**Problem**
Please transcribe the listing below in full and word for word, without its pictures.

**Record list**
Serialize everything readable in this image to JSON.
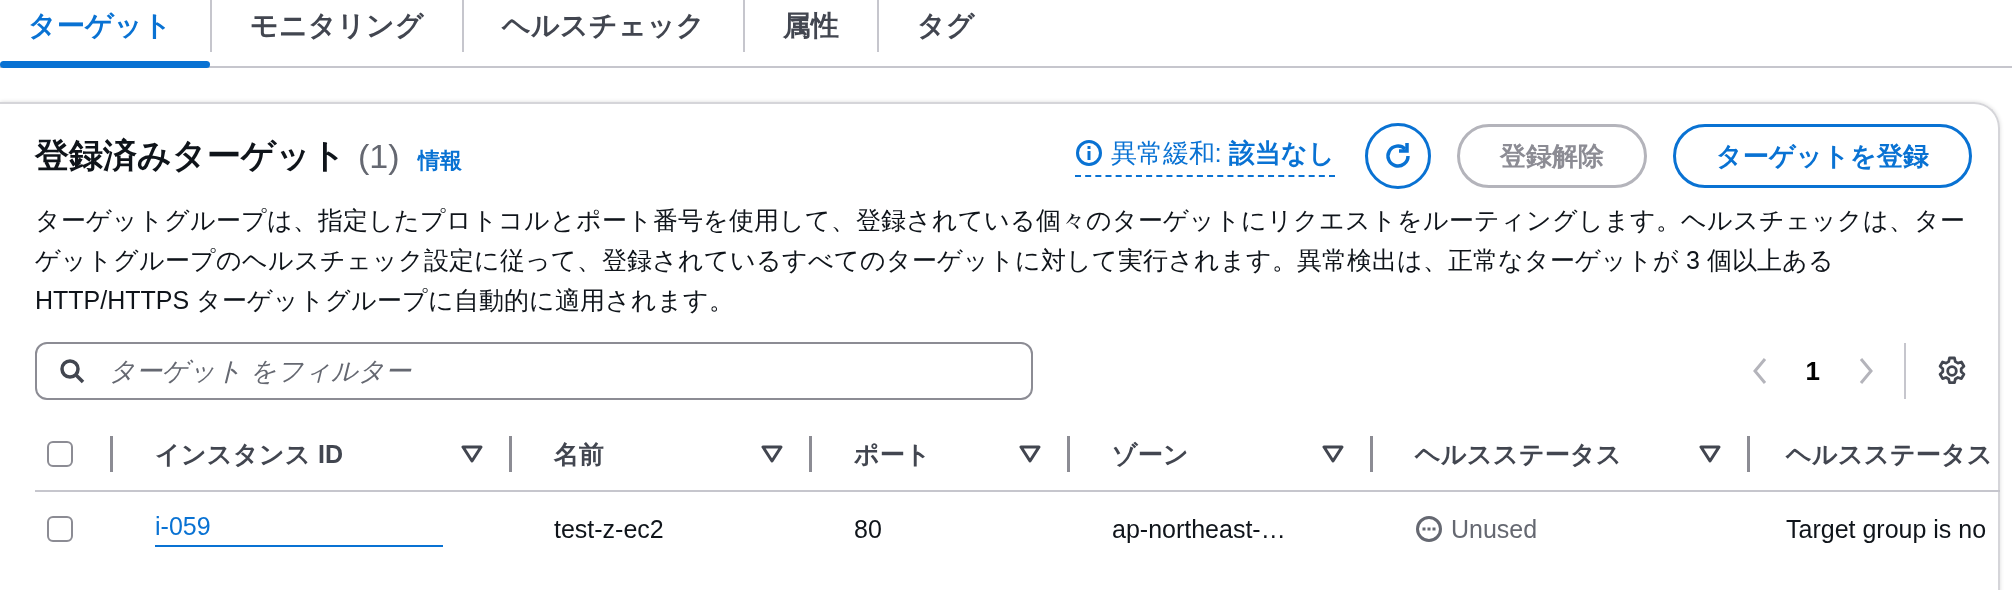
{
  "tabs": [
    {
      "label": "ターゲット",
      "selected": true
    },
    {
      "label": "モニタリング",
      "selected": false
    },
    {
      "label": "ヘルスチェック",
      "selected": false
    },
    {
      "label": "属性",
      "selected": false
    },
    {
      "label": "タグ",
      "selected": false
    }
  ],
  "panel": {
    "title": "登録済みターゲット",
    "count": "(1)",
    "info_link": "情報",
    "anomaly": {
      "label": "異常緩和:",
      "value": "該当なし"
    },
    "buttons": [
      {
        "label": "登録解除",
        "disabled": true
      },
      {
        "label": "ターゲットを登録",
        "disabled": false
      }
    ],
    "description": "ターゲットグループは、指定したプロトコルとポート番号を使用して、登録されている個々のターゲットにリクエストをルーティングします。ヘルスチェックは、ターゲットグループのヘルスチェック設定に従って、登録されているすべてのターゲットに対して実行されます。異常検出は、正常なターゲットが 3 個以上ある HTTP/HTTPS ターゲットグループに自動的に適用されます。",
    "filter": {
      "placeholder": "ターゲット をフィルター"
    },
    "pagination": {
      "page": "1",
      "prev_disabled": true,
      "next_disabled": true
    }
  },
  "table": {
    "all_selected": false,
    "columns": [
      {
        "label": "インスタンス ID",
        "sortable": true
      },
      {
        "label": "名前",
        "sortable": true
      },
      {
        "label": "ポート",
        "sortable": true
      },
      {
        "label": "ゾーン",
        "sortable": true
      },
      {
        "label": "ヘルスステータス",
        "sortable": true
      },
      {
        "label": "ヘルスステータス",
        "sortable": false
      }
    ],
    "rows": [
      {
        "selected": false,
        "cells": [
          {
            "kind": "link",
            "text": "i-059"
          },
          {
            "kind": "text",
            "text": "test-z-ec2"
          },
          {
            "kind": "text",
            "text": "80"
          },
          {
            "kind": "text",
            "text": "ap-northeast-…"
          },
          {
            "kind": "status",
            "text": "Unused"
          },
          {
            "kind": "text",
            "text": "Target group is no"
          }
        ]
      }
    ]
  }
}
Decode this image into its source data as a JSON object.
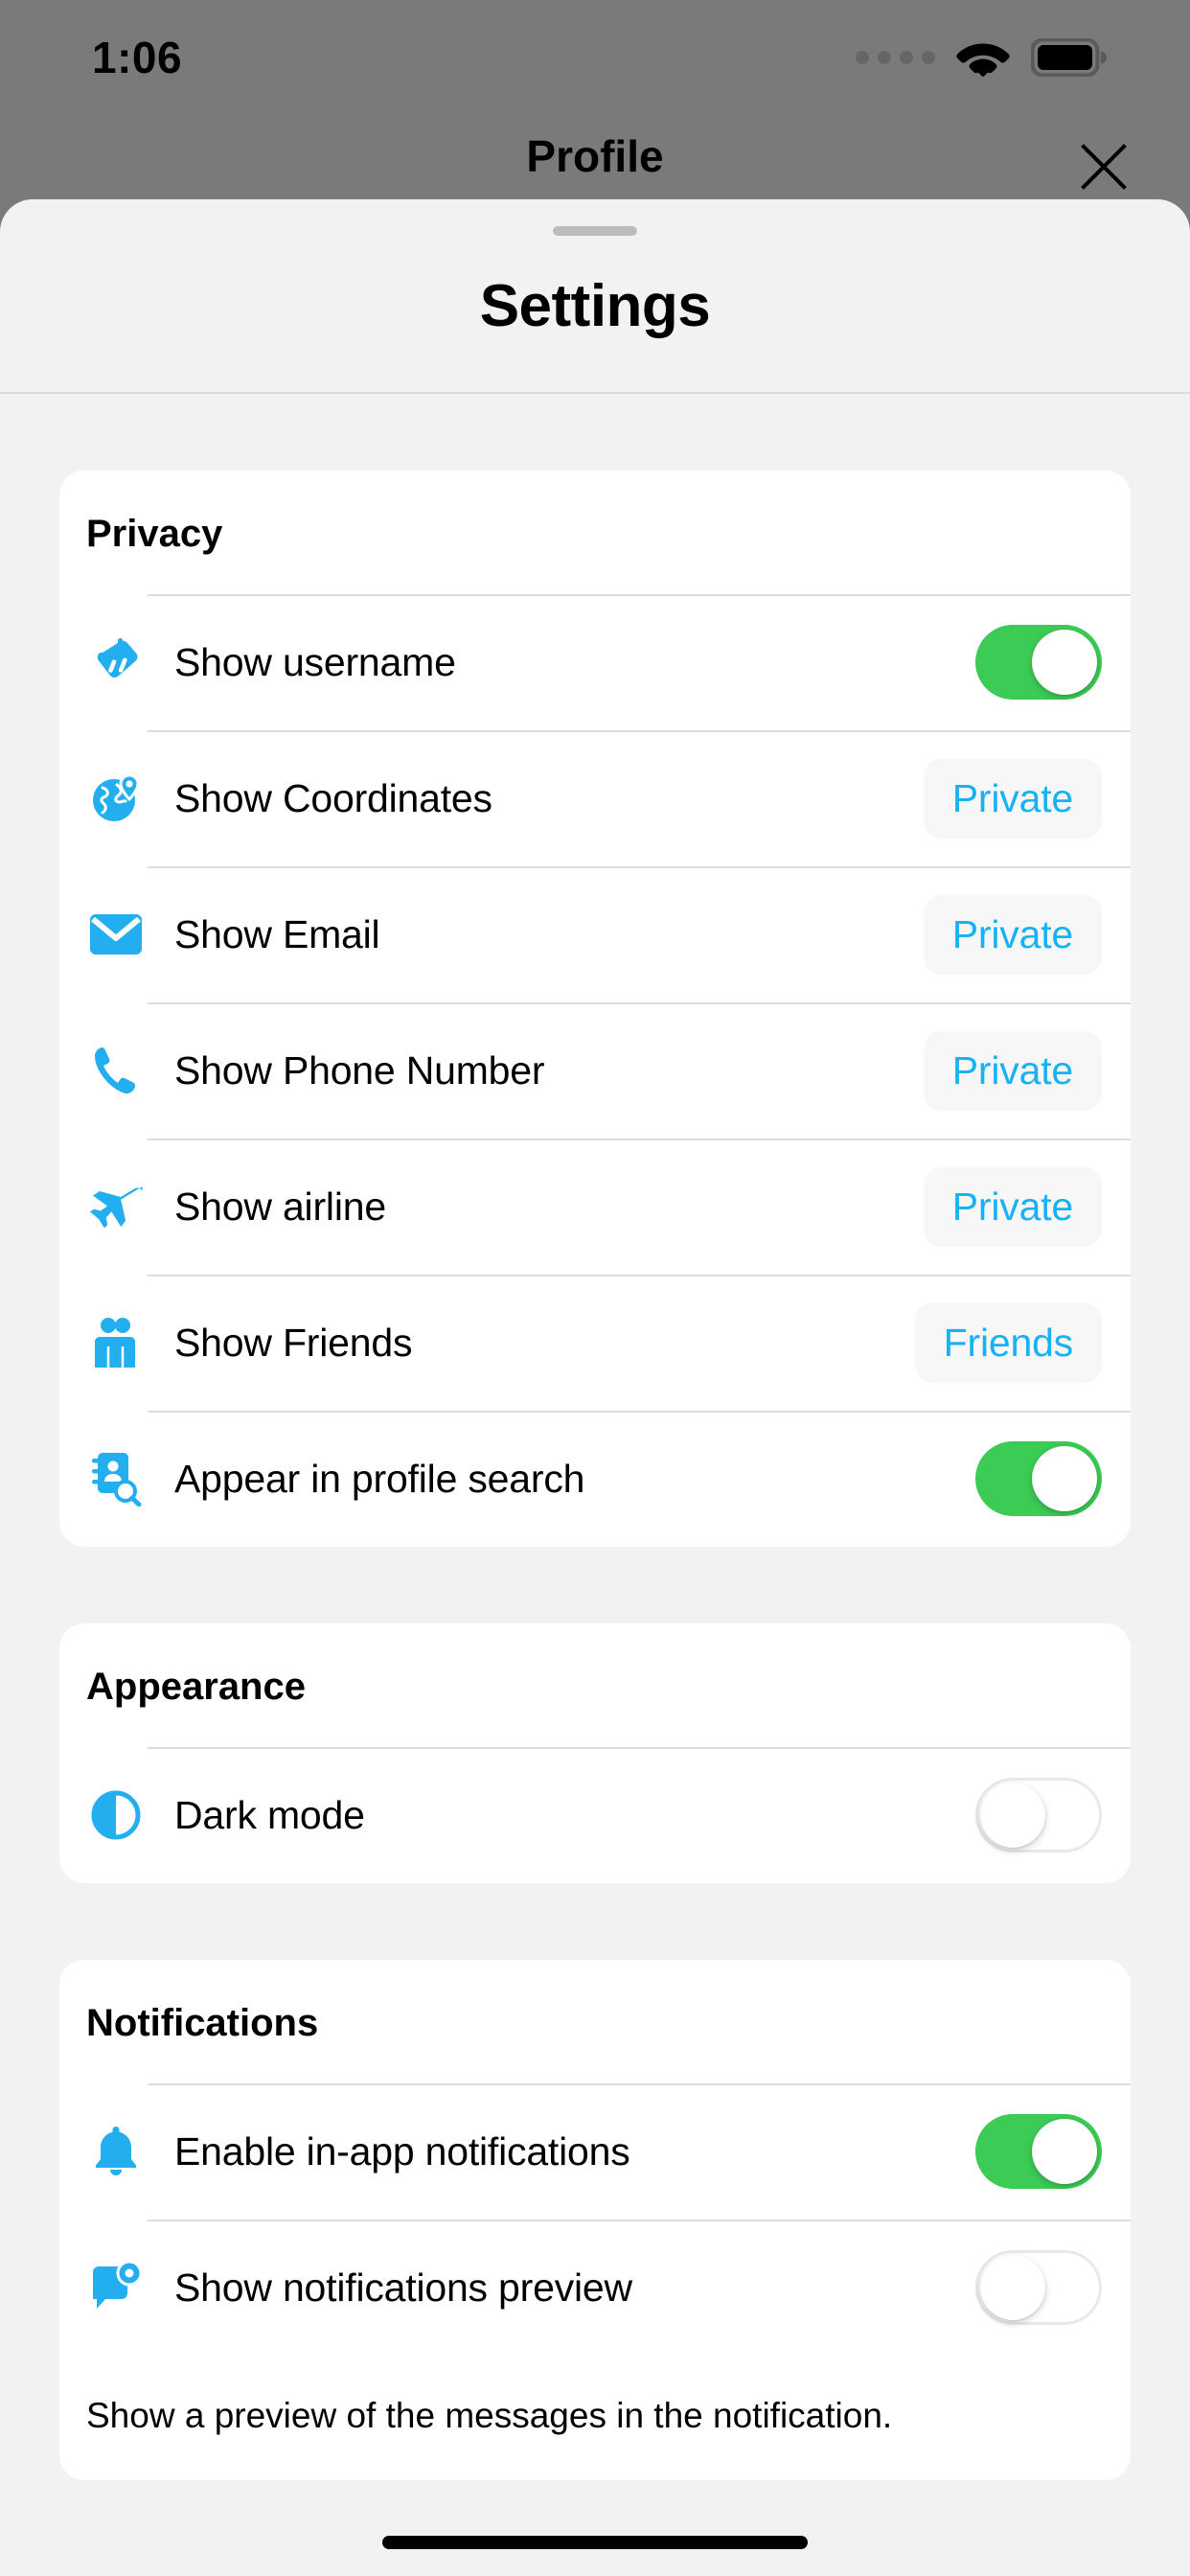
{
  "status_bar": {
    "time": "1:06",
    "signal_icon": "signal-dots-icon",
    "wifi_icon": "wifi-icon",
    "battery_icon": "battery-full-icon"
  },
  "under_screen": {
    "nav_title": "Profile",
    "close_icon": "close-icon"
  },
  "sheet": {
    "grabber": "sheet-grabber",
    "title": "Settings"
  },
  "colors": {
    "accent_blue": "#17b2f5",
    "icon_blue": "#22aeef",
    "toggle_on_green": "#3ccb55",
    "badge_bg": "#f7f7f7",
    "card_bg": "#ffffff",
    "page_bg": "#f2f2f2",
    "dim_backdrop": "#7a7a7a"
  },
  "sections": [
    {
      "title": "Privacy",
      "rows": [
        {
          "icon": "tag-icon",
          "label": "Show username",
          "control": "toggle",
          "value": "on"
        },
        {
          "icon": "globe-location-icon",
          "label": "Show Coordinates",
          "control": "badge",
          "value": "Private"
        },
        {
          "icon": "envelope-icon",
          "label": "Show Email",
          "control": "badge",
          "value": "Private"
        },
        {
          "icon": "phone-icon",
          "label": "Show Phone Number",
          "control": "badge",
          "value": "Private"
        },
        {
          "icon": "airplane-icon",
          "label": "Show airline",
          "control": "badge",
          "value": "Private"
        },
        {
          "icon": "people-icon",
          "label": "Show Friends",
          "control": "badge",
          "value": "Friends"
        },
        {
          "icon": "contact-search-icon",
          "label": "Appear in profile search",
          "control": "toggle",
          "value": "on"
        }
      ],
      "footer": ""
    },
    {
      "title": "Appearance",
      "rows": [
        {
          "icon": "half-circle-icon",
          "label": "Dark mode",
          "control": "toggle",
          "value": "off"
        }
      ],
      "footer": ""
    },
    {
      "title": "Notifications",
      "rows": [
        {
          "icon": "bell-icon",
          "label": "Enable in-app notifications",
          "control": "toggle",
          "value": "on"
        },
        {
          "icon": "message-preview-icon",
          "label": "Show notifications preview",
          "control": "toggle",
          "value": "off"
        }
      ],
      "footer": "Show a preview of the messages in the notification."
    }
  ],
  "home_indicator": "home-indicator"
}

**Completed exercise**
Serialize everything readable in this image to JSON.
{
  "tabs": [
    {
      "label": "ターゲット",
      "selected": true
    },
    {
      "label": "モニタリング",
      "selected": false
    },
    {
      "label": "ヘルスチェック",
      "selected": false
    },
    {
      "label": "属性",
      "selected": false
    },
    {
      "label": "タグ",
      "selected": false
    }
  ],
  "panel": {
    "title": "登録済みターゲット",
    "count": "(1)",
    "info_link": "情報",
    "anomaly": {
      "label": "異常緩和:",
      "value": "該当なし"
    },
    "buttons": [
      {
        "label": "登録解除",
        "disabled": true
      },
      {
        "label": "ターゲットを登録",
        "disabled": false
      }
    ],
    "description": "ターゲットグループは、指定したプロトコルとポート番号を使用して、登録されている個々のターゲットにリクエストをルーティングします。ヘルスチェックは、ターゲットグループのヘルスチェック設定に従って、登録されているすべてのターゲットに対して実行されます。異常検出は、正常なターゲットが 3 個以上ある HTTP/HTTPS ターゲットグループに自動的に適用されます。",
    "filter": {
      "placeholder": "ターゲット をフィルター"
    },
    "pagination": {
      "page": "1",
      "prev_disabled": true,
      "next_disabled": true
    }
  },
  "table": {
    "all_selected": false,
    "columns": [
      {
        "label": "インスタンス ID",
        "sortable": true
      },
      {
        "label": "名前",
        "sortable": true
      },
      {
        "label": "ポート",
        "sortable": true
      },
      {
        "label": "ゾーン",
        "sortable": true
      },
      {
        "label": "ヘルスステータス",
        "sortable": true
      },
      {
        "label": "ヘルスステータス",
        "sortable": false
      }
    ],
    "rows": [
      {
        "selected": false,
        "cells": [
          {
            "kind": "link",
            "text": "i-059"
          },
          {
            "kind": "text",
            "text": "test-z-ec2"
          },
          {
            "kind": "text",
            "text": "80"
          },
          {
            "kind": "text",
            "text": "ap-northeast-…"
          },
          {
            "kind": "status",
            "text": "Unused"
          },
          {
            "kind": "text",
            "text": "Target group is no"
          }
        ]
      }
    ]
  }
}
Decode this image into its source data as a JSON object.
{
  "status_bar": {
    "time": "1:06",
    "signal_icon": "signal-dots-icon",
    "wifi_icon": "wifi-icon",
    "battery_icon": "battery-full-icon"
  },
  "under_screen": {
    "nav_title": "Profile",
    "close_icon": "close-icon"
  },
  "sheet": {
    "grabber": "sheet-grabber",
    "title": "Settings"
  },
  "colors": {
    "accent_blue": "#17b2f5",
    "icon_blue": "#22aeef",
    "toggle_on_green": "#3ccb55",
    "badge_bg": "#f7f7f7",
    "card_bg": "#ffffff",
    "page_bg": "#f2f2f2",
    "dim_backdrop": "#7a7a7a"
  },
  "sections": [
    {
      "title": "Privacy",
      "rows": [
        {
          "icon": "tag-icon",
          "label": "Show username",
          "control": "toggle",
          "value": "on"
        },
        {
          "icon": "globe-location-icon",
          "label": "Show Coordinates",
          "control": "badge",
          "value": "Private"
        },
        {
          "icon": "envelope-icon",
          "label": "Show Email",
          "control": "badge",
          "value": "Private"
        },
        {
          "icon": "phone-icon",
          "label": "Show Phone Number",
          "control": "badge",
          "value": "Private"
        },
        {
          "icon": "airplane-icon",
          "label": "Show airline",
          "control": "badge",
          "value": "Private"
        },
        {
          "icon": "people-icon",
          "label": "Show Friends",
          "control": "badge",
          "value": "Friends"
        },
        {
          "icon": "contact-search-icon",
          "label": "Appear in profile search",
          "control": "toggle",
          "value": "on"
        }
      ],
      "footer": ""
    },
    {
      "title": "Appearance",
      "rows": [
        {
          "icon": "half-circle-icon",
          "label": "Dark mode",
          "control": "toggle",
          "value": "off"
        }
      ],
      "footer": ""
    },
    {
      "title": "Notifications",
      "rows": [
        {
          "icon": "bell-icon",
          "label": "Enable in-app notifications",
          "control": "toggle",
          "value": "on"
        },
        {
          "icon": "message-preview-icon",
          "label": "Show notifications preview",
          "control": "toggle",
          "value": "off"
        }
      ],
      "footer": "Show a preview of the messages in the notification."
    }
  ],
  "home_indicator": "home-indicator"
}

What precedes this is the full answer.